[研读文本]
阶跃洗脱吸附层析法分离纯化红霉素A

Separation and purification of erythromycin A by stepwise elution adsorption chromatography

红霉素碱粗品经大孔吸附树脂SP825二级阶跃洗脱层析法分离纯化红霉素A。研究了红霉素A、C组分的固定床吸附、洗脱过程,包括穿透曲线、洗脱曲线的测定及洗脱条件的选择等。结果表明,红霉素A组分在竞争吸附过程中对红霉素C组分具有一定优势,采用乙酸乙酯洗脱对红霉素A组分的选择性和洗脱率均较好。为了进一步提高分离效率,进行了柱层析实验,考察了红霉素上柱量和第一阶段洗脱方式等对红霉素A、C组分分离效果的影响。优化的红霉素上柱量为树脂饱和吸附量的40%左右,依次对层析柱以2%乙酸乙酯水溶液进行第一阶段洗脱5BV以及纯乙酸乙酯进行第二阶段洗脱,所得最终产品中红霉素A组分含量可达95.8%,总收率可达96.1%。此工艺过程简单、高效、经济、无污染。
[/研读文本]
[数据集记录]
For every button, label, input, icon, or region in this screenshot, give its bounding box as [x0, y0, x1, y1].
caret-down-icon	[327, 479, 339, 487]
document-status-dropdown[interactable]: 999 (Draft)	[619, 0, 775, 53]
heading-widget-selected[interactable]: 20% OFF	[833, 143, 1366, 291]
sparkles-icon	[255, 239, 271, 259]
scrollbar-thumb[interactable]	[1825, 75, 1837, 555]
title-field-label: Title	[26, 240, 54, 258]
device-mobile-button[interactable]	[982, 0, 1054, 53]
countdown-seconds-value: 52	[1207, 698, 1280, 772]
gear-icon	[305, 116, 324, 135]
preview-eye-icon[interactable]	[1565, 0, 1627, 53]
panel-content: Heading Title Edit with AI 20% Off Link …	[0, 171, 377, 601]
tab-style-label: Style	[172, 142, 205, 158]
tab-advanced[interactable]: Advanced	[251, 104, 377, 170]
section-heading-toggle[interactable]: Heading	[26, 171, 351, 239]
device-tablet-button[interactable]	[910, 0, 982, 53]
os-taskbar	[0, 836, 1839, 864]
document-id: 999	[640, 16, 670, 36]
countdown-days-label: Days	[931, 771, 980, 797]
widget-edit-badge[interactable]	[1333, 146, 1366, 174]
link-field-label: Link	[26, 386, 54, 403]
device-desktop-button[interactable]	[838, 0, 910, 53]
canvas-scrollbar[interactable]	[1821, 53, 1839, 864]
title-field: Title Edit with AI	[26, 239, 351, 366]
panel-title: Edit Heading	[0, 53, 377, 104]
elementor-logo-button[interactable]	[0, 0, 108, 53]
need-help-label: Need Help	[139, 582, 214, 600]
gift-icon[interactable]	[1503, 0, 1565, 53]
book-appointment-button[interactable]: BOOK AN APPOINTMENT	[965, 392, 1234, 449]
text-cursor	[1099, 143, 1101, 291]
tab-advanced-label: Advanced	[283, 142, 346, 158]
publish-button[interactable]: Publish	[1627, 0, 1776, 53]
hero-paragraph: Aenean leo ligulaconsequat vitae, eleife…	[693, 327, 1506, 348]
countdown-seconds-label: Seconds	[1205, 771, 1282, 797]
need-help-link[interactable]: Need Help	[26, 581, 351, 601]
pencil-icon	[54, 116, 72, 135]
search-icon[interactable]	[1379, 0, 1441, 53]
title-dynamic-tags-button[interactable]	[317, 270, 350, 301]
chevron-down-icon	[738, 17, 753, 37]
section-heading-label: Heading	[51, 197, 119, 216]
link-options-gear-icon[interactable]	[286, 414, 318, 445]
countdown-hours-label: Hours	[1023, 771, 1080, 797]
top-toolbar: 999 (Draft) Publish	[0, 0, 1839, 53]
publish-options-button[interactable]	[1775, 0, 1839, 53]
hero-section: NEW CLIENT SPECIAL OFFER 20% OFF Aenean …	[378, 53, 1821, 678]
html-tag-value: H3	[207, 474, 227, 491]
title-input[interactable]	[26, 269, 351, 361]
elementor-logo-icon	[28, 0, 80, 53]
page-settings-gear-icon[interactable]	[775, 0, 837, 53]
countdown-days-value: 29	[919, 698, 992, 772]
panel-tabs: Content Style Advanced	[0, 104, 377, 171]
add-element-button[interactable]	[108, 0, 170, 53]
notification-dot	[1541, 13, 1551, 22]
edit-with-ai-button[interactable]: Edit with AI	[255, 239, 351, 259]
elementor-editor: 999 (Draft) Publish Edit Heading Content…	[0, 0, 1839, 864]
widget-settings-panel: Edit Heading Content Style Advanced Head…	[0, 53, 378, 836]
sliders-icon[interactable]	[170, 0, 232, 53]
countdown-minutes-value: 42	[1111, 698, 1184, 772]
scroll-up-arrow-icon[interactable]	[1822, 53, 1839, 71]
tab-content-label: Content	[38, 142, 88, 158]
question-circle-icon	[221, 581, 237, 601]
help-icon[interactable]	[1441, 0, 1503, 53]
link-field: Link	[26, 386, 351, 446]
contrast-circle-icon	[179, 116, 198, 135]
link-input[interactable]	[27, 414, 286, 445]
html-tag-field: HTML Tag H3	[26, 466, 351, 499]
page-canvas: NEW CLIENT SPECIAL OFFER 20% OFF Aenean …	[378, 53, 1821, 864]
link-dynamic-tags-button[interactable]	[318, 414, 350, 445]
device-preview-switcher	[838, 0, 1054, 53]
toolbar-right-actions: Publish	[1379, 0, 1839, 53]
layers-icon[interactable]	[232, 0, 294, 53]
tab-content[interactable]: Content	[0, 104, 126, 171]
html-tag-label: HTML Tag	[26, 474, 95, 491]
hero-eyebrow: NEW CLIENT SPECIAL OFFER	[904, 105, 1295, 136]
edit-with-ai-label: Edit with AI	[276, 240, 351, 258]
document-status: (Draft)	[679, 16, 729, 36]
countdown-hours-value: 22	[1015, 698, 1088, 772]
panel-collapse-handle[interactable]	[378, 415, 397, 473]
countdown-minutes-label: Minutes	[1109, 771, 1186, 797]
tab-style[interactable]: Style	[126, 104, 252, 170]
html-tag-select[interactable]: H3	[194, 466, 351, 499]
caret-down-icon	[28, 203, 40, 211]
[/数据集记录]
- 练习任务 1 -
把研读文本中以“红霉素碱粗品经”开头的段落改写成简明的要点列表,保留其主要事实。
- 练习任务 2 -
请誊写研读文本中“红霉素碱粗品经大孔吸附树脂S”与“程简单、高效、经济、无污染。”之间的内容,首尾两处都包括在内。

- 书面解答 1 -
- 方法:采用大孔吸附树脂SP825二级阶跃洗脱层析法,从红霉素碱粗品中分离纯化红霉素A。
- 研究内容:红霉素A、C组分的固定床吸附与洗脱过程,包括测定穿透曲线和洗脱曲线、选择洗脱条件。
- 发现:竞争吸附中,A组分对C组分有一定优势;用乙酸乙酯洗脱,A组分的选择性和洗脱率都较好。
- 柱层析实验:考察红霉素上柱量和第一阶段洗脱方式对A、C组分分离效果的影响。
- 优化条件:上柱量约为树脂饱和吸附量的40%;第一阶段用2%乙酸乙酯水溶液洗脱5BV,第二阶段用纯乙酸乙酯洗脱。
- 结果:最终产品中A组分含量达95.8%,总收率达96.1%。
- 工艺特点:简单、高效、经济、无污染。

- 书面解答 2 -
红霉素碱粗品经大孔吸附树脂SP825二级阶跃洗脱层析法分离纯化红霉素A。研究了红霉素A、C组分的固定床吸附、洗脱过程,包括穿透曲线、洗脱曲线的测定及洗脱条件的选择等。结果表明,红霉素A组分在竞争吸附过程中对红霉素C组分具有一定优势,采用乙酸乙酯洗脱对红霉素A组分的选择性和洗脱率均较好。为了进一步提高分离效率,进行了柱层析实验,考察了红霉素上柱量和第一阶段洗脱方式等对红霉素A、C组分分离效果的影响。优化的红霉素上柱量为树脂饱和吸附量的40%左右,依次对层析柱以2%乙酸乙酯水溶液进行第一阶段洗脱5BV以及纯乙酸乙酯进行第二阶段洗脱,所得最终产品中红霉素A组分含量可达95.8%,总收率可达96.1%。此工艺过程简单、高效、经济、无污染。